Entries of transcribed document text:
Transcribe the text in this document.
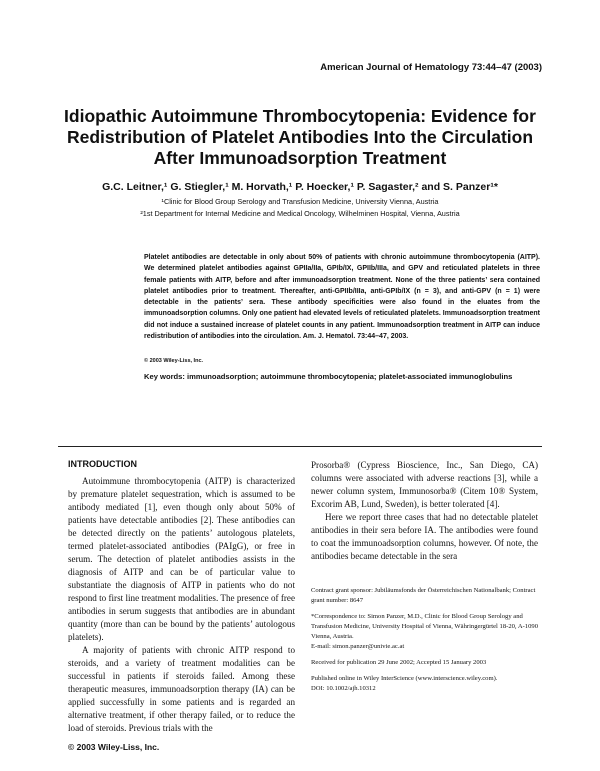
American Journal of Hematology 73:44–47 (2003)
Idiopathic Autoimmune Thrombocytopenia: Evidence for
Redistribution of Platelet Antibodies Into the Circulation
After Immunoadsorption Treatment
G.C. Leitner,¹ G. Stiegler,¹ M. Horvath,¹ P. Hoecker,¹ P. Sagaster,² and S. Panzer¹*
¹Clinic for Blood Group Serology and Transfusion Medicine, University Vienna, Austria
²1st Department for Internal Medicine and Medical Oncology, Wilhelminen Hospital, Vienna, Austria
Platelet antibodies are detectable in only about 50% of patients with chronic autoimmune thrombocytopenia (AITP). We determined platelet antibodies against GPIIa/IIa, GPIb/IX, GPIIb/IIIa, and GPV and reticulated platelets in three female patients with AITP, before and after immunoadsorption treatment. None of the three patients’ sera contained platelet antibodies prior to treatment. Thereafter, anti-GPIIb/IIIa, anti-GPIb/IX (n = 3), and anti-GPV (n = 1) were detectable in the patients’ sera. These antibody specificities were also found in the eluates from the immunoadsorption columns. Only one patient had elevated levels of reticulated platelets. Immunoadsorption treatment did not induce a sustained increase of platelet counts in any patient. Immunoadsorption treatment in AITP can induce redistribution of antibodies into the circulation. Am. J. Hematol. 73:44–47, 2003.
© 2003 Wiley-Liss, Inc.
Key words: immunoadsorption; autoimmune thrombocytopenia; platelet-associated immunoglobulins
INTRODUCTION

Autoimmune thrombocytopenia (AITP) is characterized by premature platelet sequestration, which is assumed to be antibody mediated [1], even though only about 50% of patients have detectable antibodies [2]. These antibodies can be detected directly on the patients’ autologous platelets, termed platelet-associated antibodies (PAIgG), or free in serum. The detection of platelet antibodies assists in the diagnosis of AITP and can be of particular value to substantiate the diagnosis of AITP in patients who do not respond to first line treatment modalities. The presence of free antibodies in serum suggests that antibodies are in abundant quantity (more than can be bound by the patients’ autologous platelets).

A majority of patients with chronic AITP respond to steroids, and a variety of treatment modalities can be successful in patients if steroids failed. Among these therapeutic measures, immunoadsorption therapy (IA) can be applied successfully in some patients and is regarded an alternative treatment, if other therapy failed, or to reduce the load of steroids. Previous trials with the

Prosorba® (Cypress Bioscience, Inc., San Diego, CA) columns were associated with adverse reactions [3], while a newer column system, Immunosorba® (Citem 10® System, Excorim AB, Lund, Sweden), is better tolerated [4].

Here we report three cases that had no detectable platelet antibodies in their sera before IA. The antibodies were found to coat the immunoadsorption columns, however. Of note, the antibodies became detectable in the sera

Contract grant sponsor: Jubiläumsfonds der Österreichischen Nationalbank; Contract grant number: 8647

*Correspondence to: Simon Panzer, M.D., Clinic for Blood Group Serology and Transfusion Medicine, University Hospital of Vienna, Währingergürtel 18-20, A-1090 Vienna, Austria.

E-mail: simon.panzer@univie.ac.at

Received for publication 29 June 2002; Accepted 15 January 2003

Published online in Wiley InterScience (www.interscience.wiley.com).

DOI: 10.1002/ajh.10312

© 2003 Wiley-Liss, Inc.
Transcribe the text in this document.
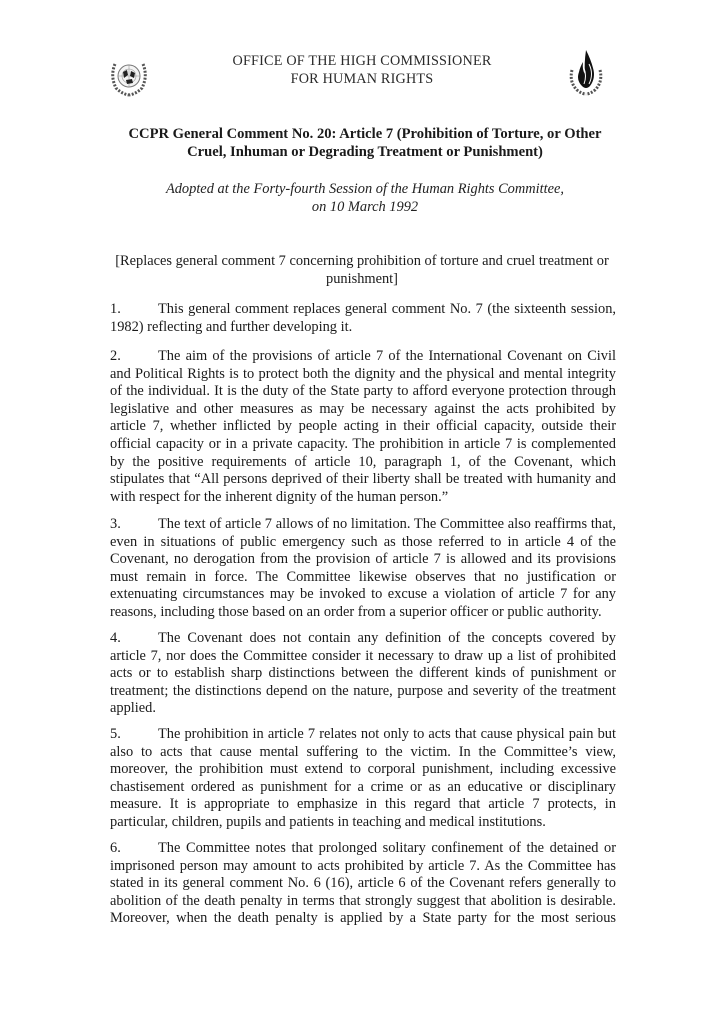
OFFICE OF THE HIGH COMMISSIONER
FOR HUMAN RIGHTS
CCPR General Comment No. 20: Article 7 (Prohibition of Torture, or Other
Cruel, Inhuman or Degrading Treatment or Punishment)
Adopted at the Forty-fourth Session of the Human Rights Committee,
on 10 March 1992
[Replaces general comment 7 concerning prohibition of torture and cruel treatment or punishment]
1.	This general comment replaces general comment No. 7 (the sixteenth session, 1982) reflecting and further developing it.
2.	The aim of the provisions of article 7 of the International Covenant on Civil and Political Rights is to protect both the dignity and the physical and mental integrity of the individual. It is the duty of the State party to afford everyone protection through legislative and other measures as may be necessary against the acts prohibited by article 7, whether inflicted by people acting in their official capacity, outside their official capacity or in a private capacity. The prohibition in article 7 is complemented by the positive requirements of article 10, paragraph 1, of the Covenant, which stipulates that “All persons deprived of their liberty shall be treated with humanity and with respect for the inherent dignity of the human person.”
3.	The text of article 7 allows of no limitation. The Committee also reaffirms that, even in situations of public emergency such as those referred to in article 4 of the Covenant, no derogation from the provision of article 7 is allowed and its provisions must remain in force. The Committee likewise observes that no justification or extenuating circumstances may be invoked to excuse a violation of article 7 for any reasons, including those based on an order from a superior officer or public authority.
4.	The Covenant does not contain any definition of the concepts covered by article 7, nor does the Committee consider it necessary to draw up a list of prohibited acts or to establish sharp distinctions between the different kinds of punishment or treatment; the distinctions depend on the nature, purpose and severity of the treatment applied.
5.	The prohibition in article 7 relates not only to acts that cause physical pain but also to acts that cause mental suffering to the victim. In the Committee’s view, moreover, the prohibition must extend to corporal punishment, including excessive chastisement ordered as punishment for a crime or as an educative or disciplinary measure. It is appropriate to emphasize in this regard that article 7 protects, in particular, children, pupils and patients in teaching and medical institutions.
6.	The Committee notes that prolonged solitary confinement of the detained or imprisoned person may amount to acts prohibited by article 7. As the Committee has stated in its general comment No. 6 (16), article 6 of the Covenant refers generally to abolition of the death penalty in terms that strongly suggest that abolition is desirable. Moreover, when the death penalty is applied by a State party for the most serious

- **About this exercise**: Given the word "Serology", show every line of the records that contains it.

- **Response area**:
¹Clinic for Blood Group Serology and Transfusion Medicine, University Vienna, Austria
*Correspondence to: Simon Panzer, M.D., Clinic for Blood Group Serology and Transfusion Medicine, University Hospital of Vienna, Währingergürtel 18-20, A-1090 Vienna, Austria.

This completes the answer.